- Source material:

***

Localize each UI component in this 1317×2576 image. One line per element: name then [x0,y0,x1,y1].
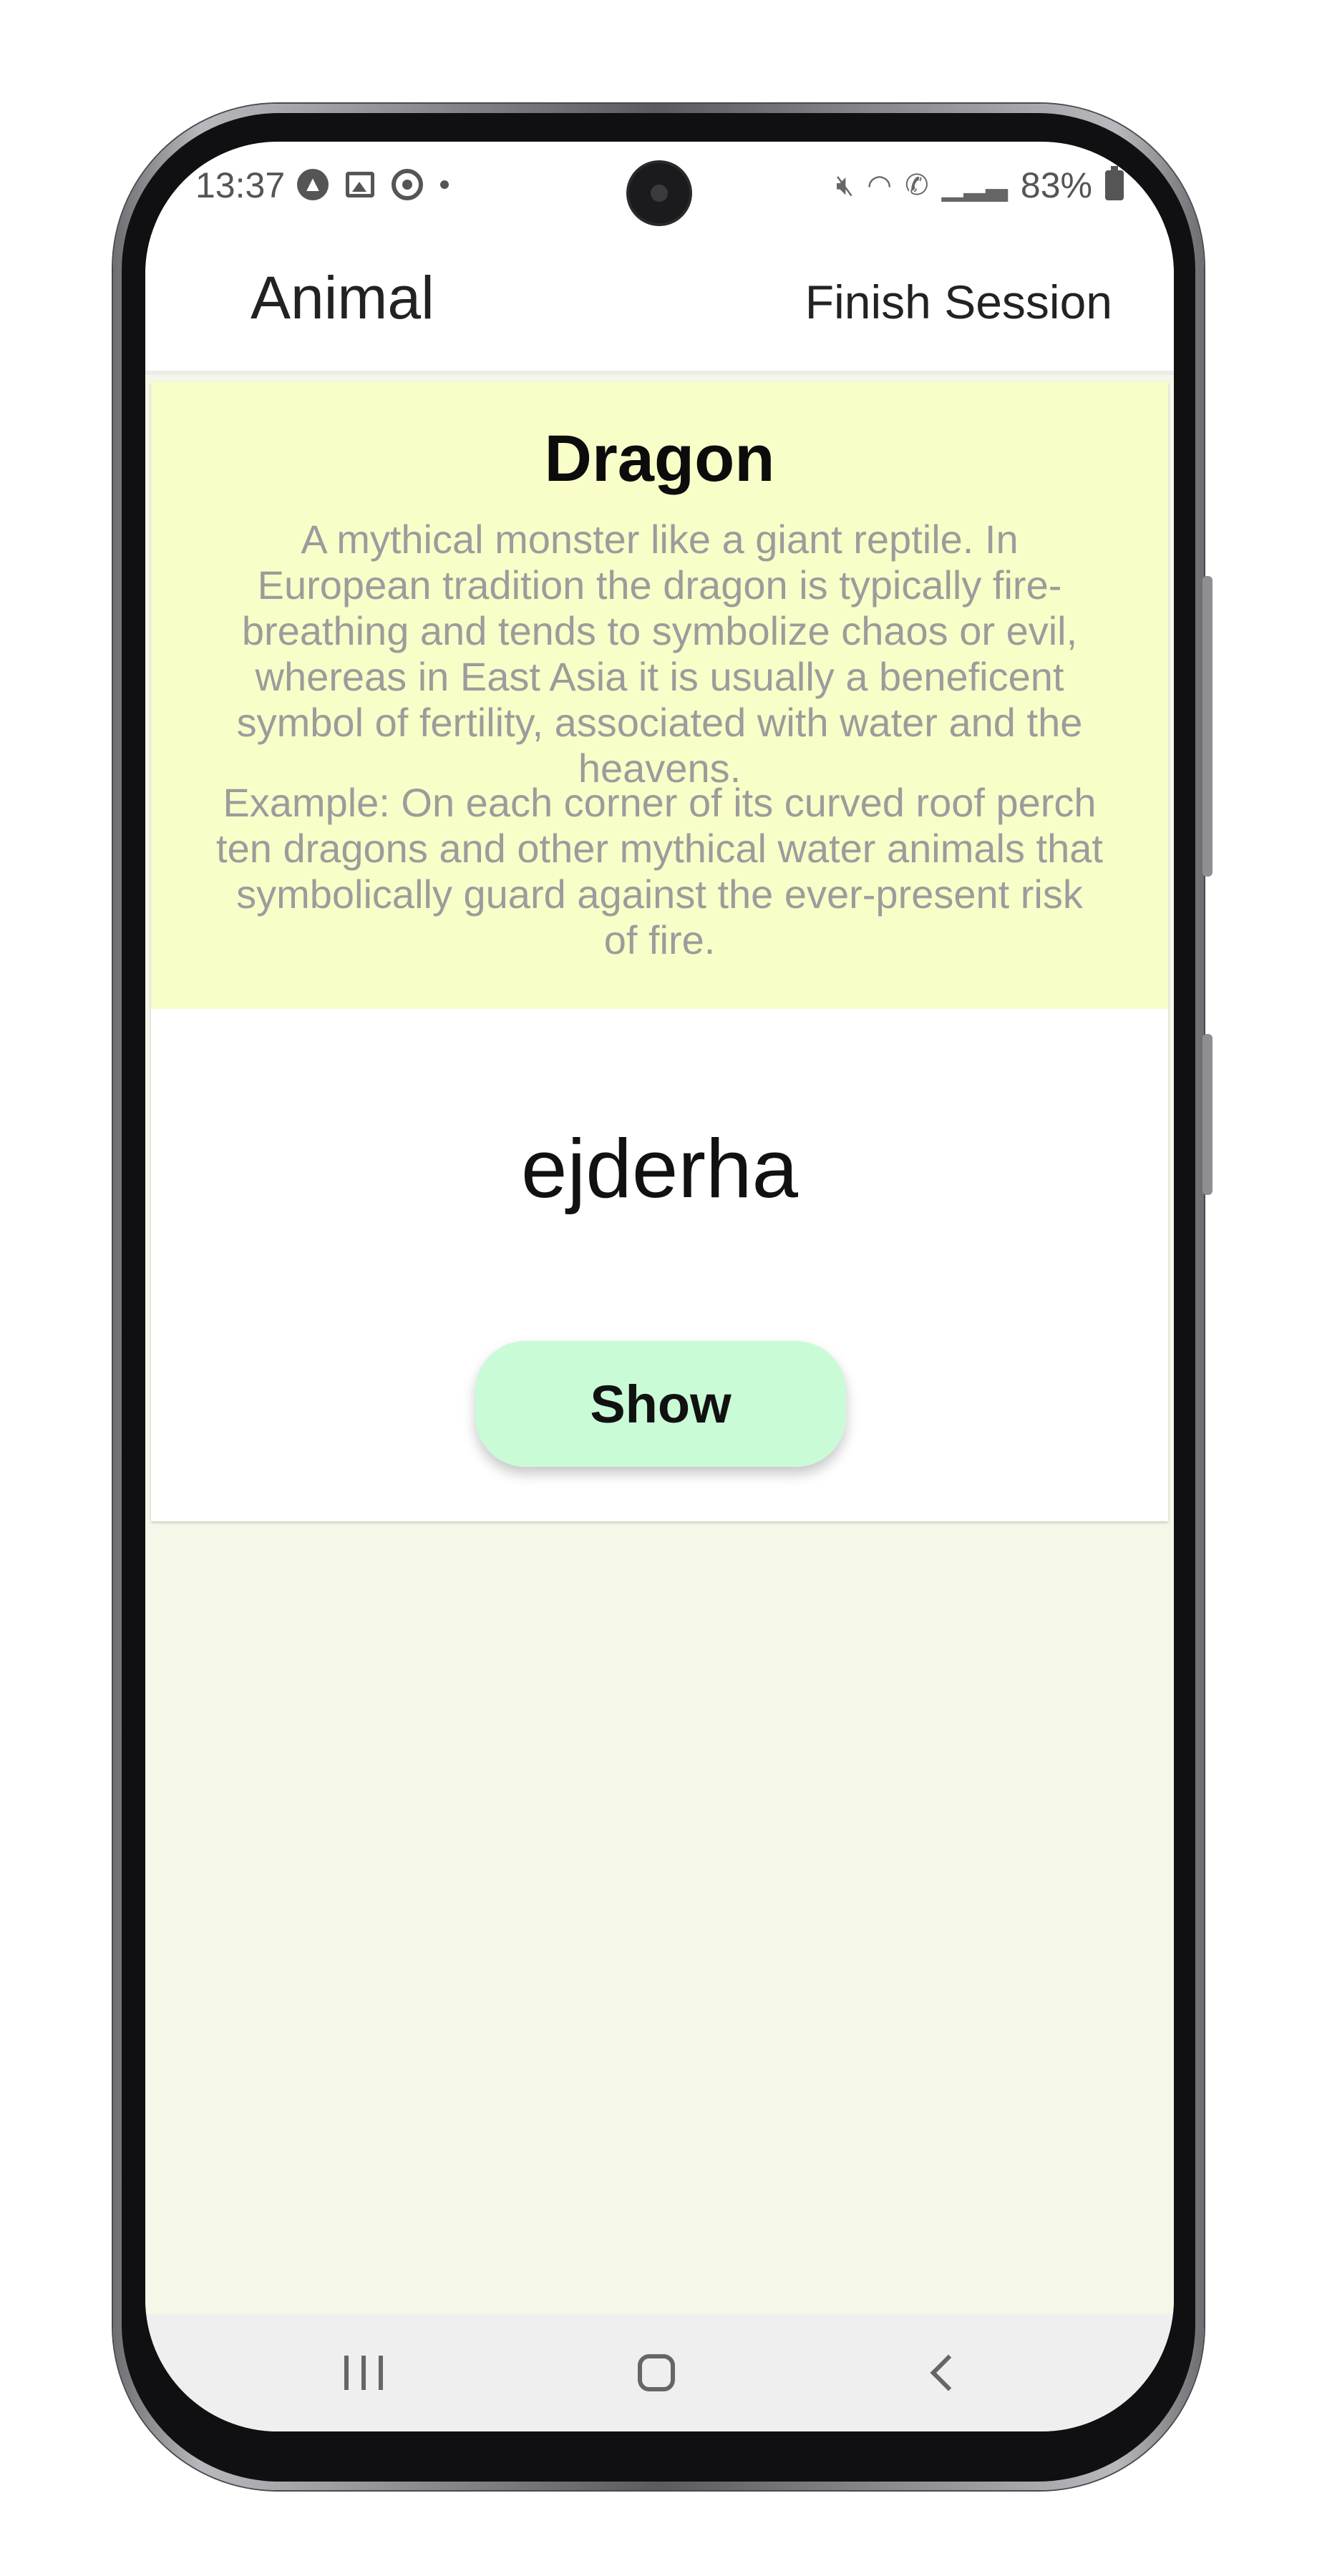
back-icon[interactable] [930,2354,967,2391]
signal-icon: ▁▂▃ [941,170,1008,201]
finish-session-button[interactable]: Finish Session [805,275,1112,329]
category-title: Animal [251,264,434,331]
status-time: 13:37 [195,165,286,205]
power-button [1202,1034,1212,1195]
recents-icon[interactable] [344,2356,383,2390]
gallery-icon [346,172,374,197]
app-header: Animal Finish Session [145,235,1174,375]
example-text: Example: On each corner of its curved ro… [216,780,1103,962]
flashcard: Dragon A mythical monster like a giant r… [151,382,1168,1521]
battery-icon [1105,166,1124,200]
battery-percent: 83% [1020,165,1092,205]
status-left-icons: ▲ [297,169,449,200]
word-title: Dragon [544,422,775,495]
notification-dot-icon [440,180,449,189]
chrome-icon [392,169,423,200]
flashcard-definition-panel: Dragon A mythical monster like a giant r… [151,382,1168,1009]
app-a-icon: ▲ [297,169,329,200]
mute-icon: 🔇︎ [836,169,855,201]
status-bar: 13:37 ▲ 🔇︎ ◠ ✆ ▁▂▃ 83% [145,142,1174,235]
definition-text: A mythical monster like a giant reptile.… [236,517,1083,791]
home-icon[interactable] [638,2354,675,2391]
volume-button [1202,576,1212,877]
navigation-bar [145,2314,1174,2431]
show-button[interactable]: Show [475,1341,846,1467]
front-camera [629,163,689,223]
volte-call-icon: ✆ [905,170,929,201]
wifi-icon: ◠ [867,170,893,201]
status-right-icons: 🔇︎ ◠ ✆ ▁▂▃ 83% [836,165,1124,206]
translation-text: ejderha [521,1122,798,1215]
phone-screen: 13:37 ▲ 🔇︎ ◠ ✆ ▁▂▃ 83% Animal Finish Ses… [145,142,1174,2431]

***

- What the exercise asks: Please give everything in the listing from the line containing "back-icon[interactable] [930,2354,967,2391]" down to the line containing "power-button [1202,1034,1212,1195]", swapping "Finish Session" for "End Session" and leaving everything else unchanged.

- Reply:
back-icon[interactable] [930,2354,967,2391]
signal-icon: ▁▂▃ [941,170,1008,201]
finish-session-button[interactable]: End Session [805,275,1112,329]
category-title: Animal [251,264,434,331]
status-time: 13:37 [195,165,286,205]
power-button [1202,1034,1212,1195]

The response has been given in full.